Aim — For each line below that includes the word "образований", make a copy.

┌──

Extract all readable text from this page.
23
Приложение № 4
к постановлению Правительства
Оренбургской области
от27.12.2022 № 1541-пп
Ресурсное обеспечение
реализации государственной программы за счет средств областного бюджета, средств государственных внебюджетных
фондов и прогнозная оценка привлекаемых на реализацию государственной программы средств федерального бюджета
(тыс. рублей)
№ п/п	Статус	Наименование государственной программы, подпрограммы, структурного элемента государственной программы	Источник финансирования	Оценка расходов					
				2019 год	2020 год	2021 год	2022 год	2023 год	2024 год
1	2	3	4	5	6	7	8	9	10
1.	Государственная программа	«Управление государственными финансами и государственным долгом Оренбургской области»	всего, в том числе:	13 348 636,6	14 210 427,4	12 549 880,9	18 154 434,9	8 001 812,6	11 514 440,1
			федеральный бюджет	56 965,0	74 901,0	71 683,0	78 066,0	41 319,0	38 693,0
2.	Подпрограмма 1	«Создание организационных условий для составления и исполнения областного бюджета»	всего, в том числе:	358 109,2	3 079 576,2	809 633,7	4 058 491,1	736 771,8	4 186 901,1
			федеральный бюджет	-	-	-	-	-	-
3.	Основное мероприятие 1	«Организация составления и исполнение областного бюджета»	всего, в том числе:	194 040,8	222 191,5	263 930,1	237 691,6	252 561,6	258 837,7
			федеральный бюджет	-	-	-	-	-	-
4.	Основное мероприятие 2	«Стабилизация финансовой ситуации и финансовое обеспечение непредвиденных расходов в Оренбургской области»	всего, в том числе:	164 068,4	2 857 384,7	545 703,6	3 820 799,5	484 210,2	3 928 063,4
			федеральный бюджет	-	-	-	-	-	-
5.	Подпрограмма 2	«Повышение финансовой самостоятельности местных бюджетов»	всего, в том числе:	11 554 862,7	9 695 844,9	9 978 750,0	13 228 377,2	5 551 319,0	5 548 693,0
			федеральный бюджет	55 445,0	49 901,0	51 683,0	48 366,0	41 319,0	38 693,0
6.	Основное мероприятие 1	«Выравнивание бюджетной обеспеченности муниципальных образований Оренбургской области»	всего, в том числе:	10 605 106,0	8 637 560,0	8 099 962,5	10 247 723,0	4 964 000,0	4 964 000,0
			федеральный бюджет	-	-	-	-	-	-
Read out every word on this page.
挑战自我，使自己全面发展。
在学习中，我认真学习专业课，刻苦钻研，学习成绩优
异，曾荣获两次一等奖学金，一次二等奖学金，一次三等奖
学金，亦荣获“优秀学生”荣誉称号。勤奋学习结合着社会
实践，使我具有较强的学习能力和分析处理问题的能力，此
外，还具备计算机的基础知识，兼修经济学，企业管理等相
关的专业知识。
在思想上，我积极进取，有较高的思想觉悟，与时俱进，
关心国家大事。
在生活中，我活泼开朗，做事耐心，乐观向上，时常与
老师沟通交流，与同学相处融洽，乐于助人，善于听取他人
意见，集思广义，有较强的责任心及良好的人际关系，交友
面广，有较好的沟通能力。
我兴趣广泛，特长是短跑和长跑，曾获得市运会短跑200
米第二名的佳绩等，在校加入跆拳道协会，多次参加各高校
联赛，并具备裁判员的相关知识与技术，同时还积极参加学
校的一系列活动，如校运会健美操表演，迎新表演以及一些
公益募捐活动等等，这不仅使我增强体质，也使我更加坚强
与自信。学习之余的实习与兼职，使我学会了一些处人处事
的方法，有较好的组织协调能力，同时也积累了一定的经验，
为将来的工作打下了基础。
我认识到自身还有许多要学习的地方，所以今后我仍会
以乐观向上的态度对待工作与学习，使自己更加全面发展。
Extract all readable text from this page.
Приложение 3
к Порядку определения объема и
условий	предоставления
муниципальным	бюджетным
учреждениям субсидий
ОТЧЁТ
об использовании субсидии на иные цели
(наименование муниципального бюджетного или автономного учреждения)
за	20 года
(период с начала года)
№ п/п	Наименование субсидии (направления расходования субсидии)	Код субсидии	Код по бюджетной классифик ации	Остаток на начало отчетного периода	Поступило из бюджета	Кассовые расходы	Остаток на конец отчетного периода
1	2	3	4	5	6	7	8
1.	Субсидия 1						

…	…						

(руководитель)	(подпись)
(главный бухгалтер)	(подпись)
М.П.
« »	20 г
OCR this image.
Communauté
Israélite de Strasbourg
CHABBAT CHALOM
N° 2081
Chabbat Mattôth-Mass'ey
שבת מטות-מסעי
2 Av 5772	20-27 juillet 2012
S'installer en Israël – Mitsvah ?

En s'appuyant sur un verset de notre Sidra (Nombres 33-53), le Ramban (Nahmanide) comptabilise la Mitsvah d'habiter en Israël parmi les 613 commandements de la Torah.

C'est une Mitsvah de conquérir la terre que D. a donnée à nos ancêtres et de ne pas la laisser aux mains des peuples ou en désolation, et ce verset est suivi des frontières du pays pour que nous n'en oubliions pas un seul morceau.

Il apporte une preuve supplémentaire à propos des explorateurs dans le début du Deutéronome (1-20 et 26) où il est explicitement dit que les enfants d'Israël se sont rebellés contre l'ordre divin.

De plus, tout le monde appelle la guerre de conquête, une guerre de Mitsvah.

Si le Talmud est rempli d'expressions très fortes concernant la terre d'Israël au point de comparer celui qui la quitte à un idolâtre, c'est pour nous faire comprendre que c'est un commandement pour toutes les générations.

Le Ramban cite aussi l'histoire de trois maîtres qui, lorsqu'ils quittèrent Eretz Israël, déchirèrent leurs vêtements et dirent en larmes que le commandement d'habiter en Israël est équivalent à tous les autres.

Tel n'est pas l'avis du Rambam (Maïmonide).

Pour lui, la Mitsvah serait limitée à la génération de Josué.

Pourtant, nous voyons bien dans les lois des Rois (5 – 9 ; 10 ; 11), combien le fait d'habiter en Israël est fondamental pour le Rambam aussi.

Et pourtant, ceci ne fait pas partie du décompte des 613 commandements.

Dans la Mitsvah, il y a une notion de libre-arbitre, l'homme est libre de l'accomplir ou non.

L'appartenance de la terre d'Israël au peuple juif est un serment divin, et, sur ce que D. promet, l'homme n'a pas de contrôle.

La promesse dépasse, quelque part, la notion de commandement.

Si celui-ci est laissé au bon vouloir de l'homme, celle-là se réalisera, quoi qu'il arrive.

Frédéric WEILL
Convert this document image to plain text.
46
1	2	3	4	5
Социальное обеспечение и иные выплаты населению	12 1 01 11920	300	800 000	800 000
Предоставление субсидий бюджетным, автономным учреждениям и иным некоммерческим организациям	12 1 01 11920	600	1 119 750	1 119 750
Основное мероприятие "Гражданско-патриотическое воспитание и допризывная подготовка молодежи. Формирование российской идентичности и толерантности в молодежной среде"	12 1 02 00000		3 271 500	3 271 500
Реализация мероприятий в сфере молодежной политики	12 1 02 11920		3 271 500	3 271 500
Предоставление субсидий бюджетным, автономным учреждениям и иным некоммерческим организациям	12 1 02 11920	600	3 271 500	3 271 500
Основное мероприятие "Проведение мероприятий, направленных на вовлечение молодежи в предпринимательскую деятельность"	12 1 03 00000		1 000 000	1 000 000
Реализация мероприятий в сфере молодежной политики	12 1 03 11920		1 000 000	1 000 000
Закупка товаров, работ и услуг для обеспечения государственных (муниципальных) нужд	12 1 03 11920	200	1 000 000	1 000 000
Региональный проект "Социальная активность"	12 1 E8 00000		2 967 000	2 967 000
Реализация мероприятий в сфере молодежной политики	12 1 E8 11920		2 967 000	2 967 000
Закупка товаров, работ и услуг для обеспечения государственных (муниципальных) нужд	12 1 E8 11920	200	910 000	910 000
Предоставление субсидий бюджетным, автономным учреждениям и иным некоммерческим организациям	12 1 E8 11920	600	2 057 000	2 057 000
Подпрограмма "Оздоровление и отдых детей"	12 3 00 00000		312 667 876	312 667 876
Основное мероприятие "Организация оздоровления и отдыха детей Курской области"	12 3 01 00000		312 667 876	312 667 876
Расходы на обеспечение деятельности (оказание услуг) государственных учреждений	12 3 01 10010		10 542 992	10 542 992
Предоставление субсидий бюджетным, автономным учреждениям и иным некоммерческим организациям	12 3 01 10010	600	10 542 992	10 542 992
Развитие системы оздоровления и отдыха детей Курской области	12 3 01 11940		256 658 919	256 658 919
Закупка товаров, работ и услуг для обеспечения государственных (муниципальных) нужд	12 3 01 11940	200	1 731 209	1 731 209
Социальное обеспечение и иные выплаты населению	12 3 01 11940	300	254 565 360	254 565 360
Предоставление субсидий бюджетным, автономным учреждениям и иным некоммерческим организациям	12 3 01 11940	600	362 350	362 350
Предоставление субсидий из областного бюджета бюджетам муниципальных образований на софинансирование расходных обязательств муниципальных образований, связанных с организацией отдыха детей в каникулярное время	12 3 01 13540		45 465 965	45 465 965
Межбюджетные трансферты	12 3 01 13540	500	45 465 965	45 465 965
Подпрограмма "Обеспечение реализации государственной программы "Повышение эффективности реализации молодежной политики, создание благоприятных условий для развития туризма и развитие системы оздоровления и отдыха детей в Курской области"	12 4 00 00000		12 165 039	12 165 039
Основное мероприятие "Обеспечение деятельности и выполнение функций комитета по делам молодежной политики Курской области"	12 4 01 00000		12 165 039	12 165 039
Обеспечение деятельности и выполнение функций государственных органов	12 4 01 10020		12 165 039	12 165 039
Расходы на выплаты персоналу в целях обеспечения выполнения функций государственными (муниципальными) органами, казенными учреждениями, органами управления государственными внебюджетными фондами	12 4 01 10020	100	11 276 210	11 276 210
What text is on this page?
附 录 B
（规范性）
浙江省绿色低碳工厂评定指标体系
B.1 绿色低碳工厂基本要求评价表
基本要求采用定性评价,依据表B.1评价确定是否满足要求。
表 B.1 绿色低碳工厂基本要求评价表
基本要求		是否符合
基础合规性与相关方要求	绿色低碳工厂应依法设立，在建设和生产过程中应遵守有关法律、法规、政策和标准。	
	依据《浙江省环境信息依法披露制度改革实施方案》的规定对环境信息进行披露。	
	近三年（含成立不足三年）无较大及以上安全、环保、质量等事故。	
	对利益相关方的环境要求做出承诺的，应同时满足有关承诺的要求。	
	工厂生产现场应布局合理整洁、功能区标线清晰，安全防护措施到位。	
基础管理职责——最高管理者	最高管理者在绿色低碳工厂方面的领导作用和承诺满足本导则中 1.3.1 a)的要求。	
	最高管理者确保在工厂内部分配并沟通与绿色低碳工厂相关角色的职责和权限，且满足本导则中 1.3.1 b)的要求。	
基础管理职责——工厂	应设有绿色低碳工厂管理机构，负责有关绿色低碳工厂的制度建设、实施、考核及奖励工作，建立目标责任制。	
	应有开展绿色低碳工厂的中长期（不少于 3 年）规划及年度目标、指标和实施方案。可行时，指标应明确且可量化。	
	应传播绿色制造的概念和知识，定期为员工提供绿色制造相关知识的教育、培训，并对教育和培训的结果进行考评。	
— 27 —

└──

Written response —
6.	Основное мероприятие 1	«Выравнивание бюджетной обеспеченности муниципальных образований Оренбургской области»	всего, в том числе:	10 605 106,0	8 637 560,0	8 099 962,5	10 247 723,0	4 964 000,0	4 964 000,0
Предоставление субсидий из областного бюджета бюджетам муниципальных образований на софинансирование расходных обязательств муниципальных образований, связанных с организацией отдыха детей в каникулярное время	12 3 01 13540		45 465 965	45 465 965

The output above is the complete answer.